Items from a figure collection
------------------------------------------------

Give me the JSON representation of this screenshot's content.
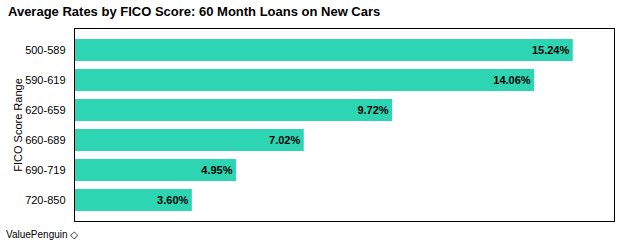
{
  "chart_data": {
    "type": "bar",
    "title": "Average Rates by FICO Score: 60 Month Loans on New Cars",
    "categories": [
      "500-589",
      "590-619",
      "620-659",
      "660-689",
      "690-719",
      "720-850"
    ],
    "values": [
      15.24,
      14.06,
      9.72,
      7.02,
      4.95,
      3.6
    ],
    "value_labels": [
      "15.24%",
      "14.06%",
      "9.72%",
      "7.02%",
      "4.95%",
      "3.60%"
    ],
    "color": "#2dd5b2",
    "ylabel": "FICO Score Range",
    "xlim": [
      0,
      16.5
    ],
    "orientation": "horizontal",
    "data_labels": true,
    "tick_labels": "y",
    "grid": false,
    "annotations": [
      "ValuePenguin",
      "◇"
    ]
  }
}
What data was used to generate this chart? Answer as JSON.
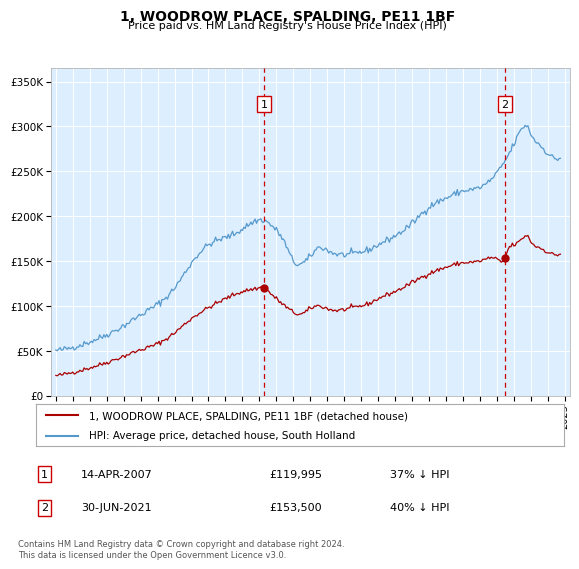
{
  "title": "1, WOODROW PLACE, SPALDING, PE11 1BF",
  "subtitle": "Price paid vs. HM Land Registry's House Price Index (HPI)",
  "ylabel_ticks": [
    "£0",
    "£50K",
    "£100K",
    "£150K",
    "£200K",
    "£250K",
    "£300K",
    "£350K"
  ],
  "ytick_values": [
    0,
    50000,
    100000,
    150000,
    200000,
    250000,
    300000,
    350000
  ],
  "ylim": [
    0,
    365000
  ],
  "xlim_start": 1994.7,
  "xlim_end": 2025.3,
  "background_color": "#ddeeff",
  "hpi_color": "#5599cc",
  "price_color": "#aa0000",
  "sale1_x": 2007.28,
  "sale1_y": 119995,
  "sale2_x": 2021.49,
  "sale2_y": 153500,
  "sale1_label": "1",
  "sale2_label": "2",
  "legend_line1": "1, WOODROW PLACE, SPALDING, PE11 1BF (detached house)",
  "legend_line2": "HPI: Average price, detached house, South Holland",
  "annotation1_date": "14-APR-2007",
  "annotation1_price": "£119,995",
  "annotation1_pct": "37% ↓ HPI",
  "annotation2_date": "30-JUN-2021",
  "annotation2_price": "£153,500",
  "annotation2_pct": "40% ↓ HPI",
  "footnote": "Contains HM Land Registry data © Crown copyright and database right 2024.\nThis data is licensed under the Open Government Licence v3.0."
}
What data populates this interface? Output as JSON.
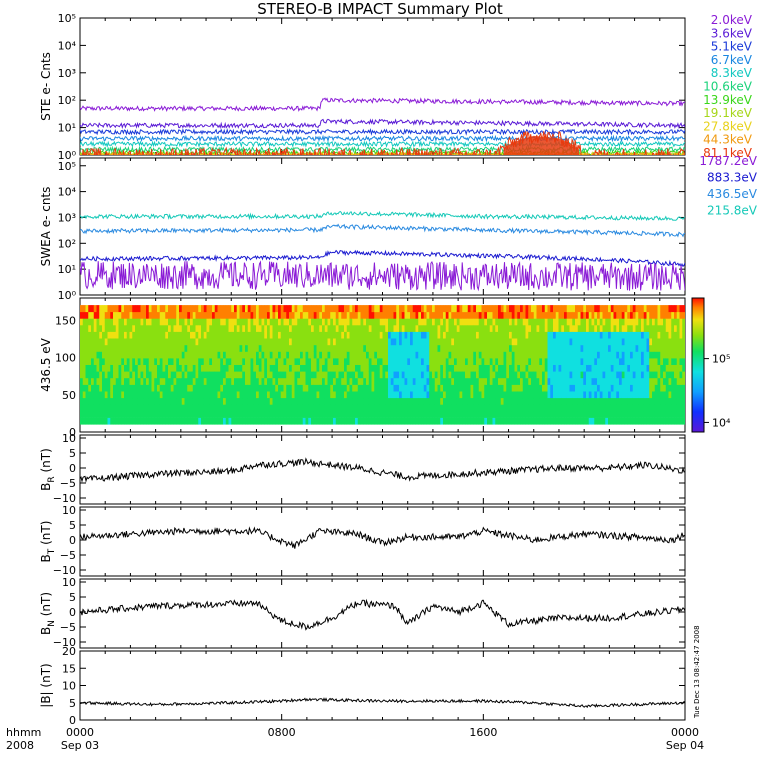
{
  "title": "STEREO-B IMPACT Summary Plot",
  "x_axis": {
    "row1_label": "hhmm",
    "row2_label": "2008",
    "ticks": [
      {
        "hhmm": "0000",
        "date": "Sep 03",
        "t": 0
      },
      {
        "hhmm": "0800",
        "date": "",
        "t": 8
      },
      {
        "hhmm": "1600",
        "date": "",
        "t": 16
      },
      {
        "hhmm": "0000",
        "date": "Sep 04",
        "t": 24
      }
    ],
    "range_hours": [
      0,
      24
    ]
  },
  "side_stamp": "Tue Dec 13 08:42:47 2008",
  "legend_ste": [
    {
      "label": "2.0keV",
      "color": "#8a1bd6"
    },
    {
      "label": "3.6keV",
      "color": "#5a1bd6"
    },
    {
      "label": "5.1keV",
      "color": "#1a3ad8"
    },
    {
      "label": "6.7keV",
      "color": "#1a86e0"
    },
    {
      "label": "8.3keV",
      "color": "#12c8c0"
    },
    {
      "label": "10.6keV",
      "color": "#1ad27a"
    },
    {
      "label": "13.9keV",
      "color": "#3ad61a"
    },
    {
      "label": "19.1keV",
      "color": "#a6d61a"
    },
    {
      "label": "27.8keV",
      "color": "#e8d21a"
    },
    {
      "label": "44.3keV",
      "color": "#f09a10"
    },
    {
      "label": "81.1keV",
      "color": "#e83a0e"
    }
  ],
  "legend_swea": [
    {
      "label": "1787.2eV",
      "color": "#8a1bd6"
    },
    {
      "label": "883.3eV",
      "color": "#1a1ad0"
    },
    {
      "label": "436.5eV",
      "color": "#2a8ae0"
    },
    {
      "label": "215.8eV",
      "color": "#16c9b8"
    }
  ],
  "colorbar": {
    "tick_labels": [
      "10⁵",
      "10⁴"
    ],
    "tick_values_log": [
      5,
      4
    ],
    "range_log": [
      3.85,
      5.95
    ]
  },
  "chart_data": [
    {
      "type": "line",
      "panel": "ste",
      "ylabel": "STE e- Cnts",
      "log_scale": true,
      "ylim_log": [
        0,
        5
      ],
      "yticks": [
        "10⁰",
        "10¹",
        "10²",
        "10³",
        "10⁴",
        "10⁵"
      ],
      "series": [
        {
          "name": "2.0keV",
          "base": 50,
          "profile": [
            [
              0,
              50
            ],
            [
              9.5,
              50
            ],
            [
              9.6,
              100
            ],
            [
              24,
              75
            ]
          ]
        },
        {
          "name": "3.6keV",
          "base": 12,
          "profile": [
            [
              0,
              12
            ],
            [
              9.5,
              12
            ],
            [
              9.6,
              17
            ],
            [
              24,
              12
            ]
          ]
        },
        {
          "name": "5.1keV",
          "base": 7,
          "profile": [
            [
              0,
              7
            ],
            [
              24,
              7
            ]
          ]
        },
        {
          "name": "6.7keV",
          "base": 4,
          "profile": [
            [
              0,
              4
            ],
            [
              24,
              4
            ]
          ]
        },
        {
          "name": "8.3keV",
          "base": 2.5,
          "profile": [
            [
              0,
              2.5
            ],
            [
              24,
              2.5
            ]
          ]
        },
        {
          "name": "10.6keV",
          "base": 1.6,
          "profile": [
            [
              0,
              1.6
            ],
            [
              24,
              1.6
            ]
          ]
        },
        {
          "name": "13.9keV",
          "base": 1.2,
          "profile": [
            [
              0,
              1.2
            ],
            [
              24,
              1.2
            ]
          ]
        },
        {
          "name": "19.1keV",
          "base": 1.0,
          "profile": [
            [
              0,
              1
            ],
            [
              24,
              1
            ]
          ]
        },
        {
          "name": "27.8keV",
          "base": 1.0,
          "profile": [
            [
              0,
              1
            ],
            [
              24,
              1
            ]
          ]
        },
        {
          "name": "44.3keV",
          "base": 1.0,
          "profile": [
            [
              0,
              1
            ],
            [
              24,
              1
            ]
          ]
        },
        {
          "name": "81.1keV",
          "base": 1.0,
          "profile": [
            [
              0,
              1
            ],
            [
              16.5,
              1
            ],
            [
              18,
              5
            ],
            [
              19,
              4
            ],
            [
              20,
              1
            ],
            [
              24,
              1
            ]
          ]
        }
      ]
    },
    {
      "type": "line",
      "panel": "swea",
      "ylabel": "SWEA e- cnts",
      "log_scale": true,
      "ylim_log": [
        0,
        5.3
      ],
      "yticks": [
        "10⁰",
        "10¹",
        "10²",
        "10³",
        "10⁴",
        "10⁵"
      ],
      "series": [
        {
          "name": "215.8eV",
          "profile": [
            [
              0,
              1100
            ],
            [
              9.5,
              1100
            ],
            [
              10,
              1500
            ],
            [
              16,
              1100
            ],
            [
              24,
              900
            ]
          ]
        },
        {
          "name": "436.5eV",
          "profile": [
            [
              0,
              300
            ],
            [
              9.5,
              330
            ],
            [
              10,
              450
            ],
            [
              16,
              320
            ],
            [
              24,
              220
            ]
          ]
        },
        {
          "name": "883.3eV",
          "profile": [
            [
              0,
              25
            ],
            [
              9.5,
              28
            ],
            [
              10,
              45
            ],
            [
              20,
              25
            ],
            [
              24,
              15
            ]
          ]
        },
        {
          "name": "1787.2eV",
          "profile": [
            [
              0,
              6
            ],
            [
              24,
              5
            ]
          ]
        }
      ]
    },
    {
      "type": "heatmap",
      "panel": "pitch-angle",
      "ylabel": "436.5 eV",
      "ylim": [
        0,
        180
      ],
      "yticks": [
        "0",
        "50",
        "100",
        "150"
      ],
      "ytick_values": [
        0,
        50,
        100,
        150
      ]
    },
    {
      "type": "line",
      "panel": "br",
      "ylabel": "B_R (nT)",
      "ylabel_main": "B",
      "ylabel_sub": "R",
      "ylabel_unit": "(nT)",
      "ylim": [
        -12,
        11
      ],
      "yticks": [
        "10",
        "5",
        "0",
        "−5",
        "−10"
      ],
      "ytick_values": [
        10,
        5,
        0,
        -5,
        -10
      ],
      "series": [
        {
          "profile": [
            [
              0,
              -4
            ],
            [
              3,
              -2
            ],
            [
              6,
              -1
            ],
            [
              7,
              1
            ],
            [
              9,
              2
            ],
            [
              11,
              0
            ],
            [
              13,
              -3
            ],
            [
              15,
              -2
            ],
            [
              17,
              -1
            ],
            [
              19,
              0
            ],
            [
              21,
              0
            ],
            [
              22.5,
              1
            ],
            [
              24,
              -1
            ]
          ]
        }
      ]
    },
    {
      "type": "line",
      "panel": "bt",
      "ylabel": "B_T (nT)",
      "ylabel_main": "B",
      "ylabel_sub": "T",
      "ylabel_unit": "(nT)",
      "ylim": [
        -12,
        11
      ],
      "yticks": [
        "10",
        "5",
        "0",
        "−5",
        "−10"
      ],
      "ytick_values": [
        10,
        5,
        0,
        -5,
        -10
      ],
      "series": [
        {
          "profile": [
            [
              0,
              1
            ],
            [
              2,
              2
            ],
            [
              4,
              3
            ],
            [
              7,
              3
            ],
            [
              8.5,
              -2
            ],
            [
              9.5,
              3
            ],
            [
              11,
              2
            ],
            [
              12,
              -1
            ],
            [
              13,
              1
            ],
            [
              15,
              1
            ],
            [
              16,
              3
            ],
            [
              18,
              0
            ],
            [
              20,
              2
            ],
            [
              22,
              1
            ],
            [
              23.5,
              0
            ],
            [
              24,
              2
            ]
          ]
        }
      ]
    },
    {
      "type": "line",
      "panel": "bn",
      "ylabel": "B_N (nT)",
      "ylabel_main": "B",
      "ylabel_sub": "N",
      "ylabel_unit": "(nT)",
      "ylim": [
        -12,
        11
      ],
      "yticks": [
        "10",
        "5",
        "0",
        "−5",
        "−10"
      ],
      "ytick_values": [
        10,
        5,
        0,
        -5,
        -10
      ],
      "series": [
        {
          "profile": [
            [
              0,
              0
            ],
            [
              3,
              2
            ],
            [
              7,
              3
            ],
            [
              8,
              -3
            ],
            [
              9,
              -5
            ],
            [
              10,
              -2
            ],
            [
              11,
              3
            ],
            [
              12.5,
              2
            ],
            [
              13,
              -4
            ],
            [
              14,
              2
            ],
            [
              15,
              0
            ],
            [
              16,
              3
            ],
            [
              17,
              -4
            ],
            [
              19,
              -2
            ],
            [
              21,
              -2
            ],
            [
              23,
              0
            ],
            [
              24,
              1
            ]
          ]
        }
      ]
    },
    {
      "type": "line",
      "panel": "bmag",
      "ylabel": "|B| (nT)",
      "ylim": [
        0,
        20
      ],
      "yticks": [
        "20",
        "15",
        "10",
        "5",
        "0"
      ],
      "ytick_values": [
        20,
        15,
        10,
        5,
        0
      ],
      "series": [
        {
          "profile": [
            [
              0,
              5
            ],
            [
              3,
              4.5
            ],
            [
              6,
              5
            ],
            [
              8,
              5.5
            ],
            [
              9,
              6
            ],
            [
              12,
              5.5
            ],
            [
              16,
              5.5
            ],
            [
              18,
              5
            ],
            [
              20,
              4
            ],
            [
              24,
              5
            ]
          ]
        }
      ]
    }
  ]
}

------------------------------------------------

• What is asked:
Say how many lines of the data hold the string "panel". Reply with the number alone.

• Task response:
7